-- Problem statement --
All of the entries must be reproduced exactly, with no images carried over.

-- Entries taken from a collection --
╔══

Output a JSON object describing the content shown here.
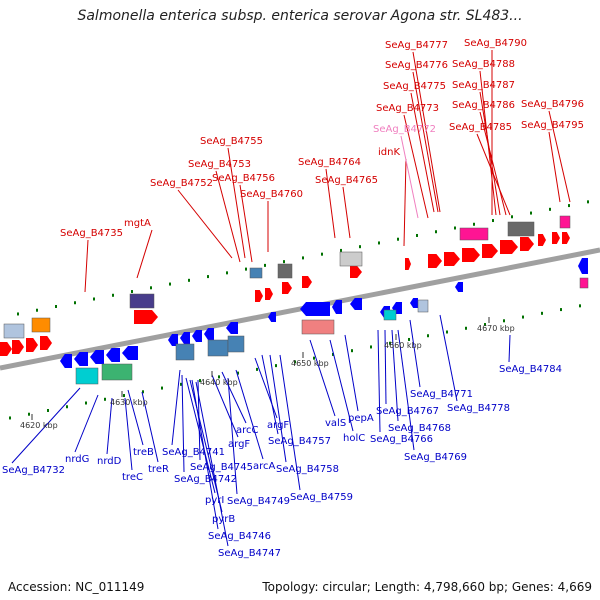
{
  "title": "Salmonella enterica subsp. enterica serovar Agona str. SL483...",
  "footer": {
    "accession": "Accession: NC_011149",
    "summary": "Topology: circular; Length: 4,798,660 bp; Genes: 4,669"
  },
  "colors": {
    "forward_label": "#d40000",
    "reverse_label": "#0000c8",
    "pink_label": "#f080c0",
    "forward_gene": "#ff0000",
    "reverse_gene": "#0000ff",
    "backbone": "#a0a0a0",
    "tick": "#007000"
  },
  "ruler": [
    {
      "label": "4620 kbp"
    },
    {
      "label": "4630 kbp"
    },
    {
      "label": "4640 kbp"
    },
    {
      "label": "4650 kbp"
    },
    {
      "label": "4660 kbp"
    },
    {
      "label": "4670 kbp"
    }
  ],
  "forward_labels": [
    {
      "text": "SeAg_B4735"
    },
    {
      "text": "mgtA"
    },
    {
      "text": "SeAg_B4752"
    },
    {
      "text": "SeAg_B4753"
    },
    {
      "text": "SeAg_B4755"
    },
    {
      "text": "SeAg_B4756"
    },
    {
      "text": "SeAg_B4760"
    },
    {
      "text": "SeAg_B4764"
    },
    {
      "text": "SeAg_B4765"
    },
    {
      "text": "idnK"
    },
    {
      "text": "SeAg_B4772"
    },
    {
      "text": "SeAg_B4773"
    },
    {
      "text": "SeAg_B4775"
    },
    {
      "text": "SeAg_B4776"
    },
    {
      "text": "SeAg_B4777"
    },
    {
      "text": "SeAg_B4785"
    },
    {
      "text": "SeAg_B4786"
    },
    {
      "text": "SeAg_B4787"
    },
    {
      "text": "SeAg_B4788"
    },
    {
      "text": "SeAg_B4790"
    },
    {
      "text": "SeAg_B4795"
    },
    {
      "text": "SeAg_B4796"
    }
  ],
  "reverse_labels": [
    {
      "text": "SeAg_B4732"
    },
    {
      "text": "nrdG"
    },
    {
      "text": "nrdD"
    },
    {
      "text": "treC"
    },
    {
      "text": "treB"
    },
    {
      "text": "treR"
    },
    {
      "text": "SeAg_B4741"
    },
    {
      "text": "SeAg_B4742"
    },
    {
      "text": "pyrI"
    },
    {
      "text": "pyrB"
    },
    {
      "text": "SeAg_B4746"
    },
    {
      "text": "SeAg_B4747"
    },
    {
      "text": "SeAg_B4745"
    },
    {
      "text": "argF"
    },
    {
      "text": "arcC"
    },
    {
      "text": "SeAg_B4749"
    },
    {
      "text": "arcA"
    },
    {
      "text": "argF"
    },
    {
      "text": "SeAg_B4757"
    },
    {
      "text": "SeAg_B4758"
    },
    {
      "text": "SeAg_B4759"
    },
    {
      "text": "valS"
    },
    {
      "text": "holC"
    },
    {
      "text": "pepA"
    },
    {
      "text": "SeAg_B4767"
    },
    {
      "text": "SeAg_B4766"
    },
    {
      "text": "SeAg_B4768"
    },
    {
      "text": "SeAg_B4769"
    },
    {
      "text": "SeAg_B4771"
    },
    {
      "text": "SeAg_B4778"
    },
    {
      "text": "SeAg_B4784"
    }
  ]
}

╚══

-- Task response --
Output a JSON object describing the content shown here.
{
  "title": "Salmonella enterica subsp. enterica serovar Agona str. SL483...",
  "footer": {
    "accession": "Accession: NC_011149",
    "summary": "Topology: circular; Length: 4,798,660 bp; Genes: 4,669"
  },
  "colors": {
    "forward_label": "#d40000",
    "reverse_label": "#0000c8",
    "pink_label": "#f080c0",
    "forward_gene": "#ff0000",
    "reverse_gene": "#0000ff",
    "backbone": "#a0a0a0",
    "tick": "#007000"
  },
  "ruler": [
    {
      "label": "4620 kbp"
    },
    {
      "label": "4630 kbp"
    },
    {
      "label": "4640 kbp"
    },
    {
      "label": "4650 kbp"
    },
    {
      "label": "4660 kbp"
    },
    {
      "label": "4670 kbp"
    }
  ],
  "forward_labels": [
    {
      "text": "SeAg_B4735"
    },
    {
      "text": "mgtA"
    },
    {
      "text": "SeAg_B4752"
    },
    {
      "text": "SeAg_B4753"
    },
    {
      "text": "SeAg_B4755"
    },
    {
      "text": "SeAg_B4756"
    },
    {
      "text": "SeAg_B4760"
    },
    {
      "text": "SeAg_B4764"
    },
    {
      "text": "SeAg_B4765"
    },
    {
      "text": "idnK"
    },
    {
      "text": "SeAg_B4772"
    },
    {
      "text": "SeAg_B4773"
    },
    {
      "text": "SeAg_B4775"
    },
    {
      "text": "SeAg_B4776"
    },
    {
      "text": "SeAg_B4777"
    },
    {
      "text": "SeAg_B4785"
    },
    {
      "text": "SeAg_B4786"
    },
    {
      "text": "SeAg_B4787"
    },
    {
      "text": "SeAg_B4788"
    },
    {
      "text": "SeAg_B4790"
    },
    {
      "text": "SeAg_B4795"
    },
    {
      "text": "SeAg_B4796"
    }
  ],
  "reverse_labels": [
    {
      "text": "SeAg_B4732"
    },
    {
      "text": "nrdG"
    },
    {
      "text": "nrdD"
    },
    {
      "text": "treC"
    },
    {
      "text": "treB"
    },
    {
      "text": "treR"
    },
    {
      "text": "SeAg_B4741"
    },
    {
      "text": "SeAg_B4742"
    },
    {
      "text": "pyrI"
    },
    {
      "text": "pyrB"
    },
    {
      "text": "SeAg_B4746"
    },
    {
      "text": "SeAg_B4747"
    },
    {
      "text": "SeAg_B4745"
    },
    {
      "text": "argF"
    },
    {
      "text": "arcC"
    },
    {
      "text": "SeAg_B4749"
    },
    {
      "text": "arcA"
    },
    {
      "text": "argF"
    },
    {
      "text": "SeAg_B4757"
    },
    {
      "text": "SeAg_B4758"
    },
    {
      "text": "SeAg_B4759"
    },
    {
      "text": "valS"
    },
    {
      "text": "holC"
    },
    {
      "text": "pepA"
    },
    {
      "text": "SeAg_B4767"
    },
    {
      "text": "SeAg_B4766"
    },
    {
      "text": "SeAg_B4768"
    },
    {
      "text": "SeAg_B4769"
    },
    {
      "text": "SeAg_B4771"
    },
    {
      "text": "SeAg_B4778"
    },
    {
      "text": "SeAg_B4784"
    }
  ]
}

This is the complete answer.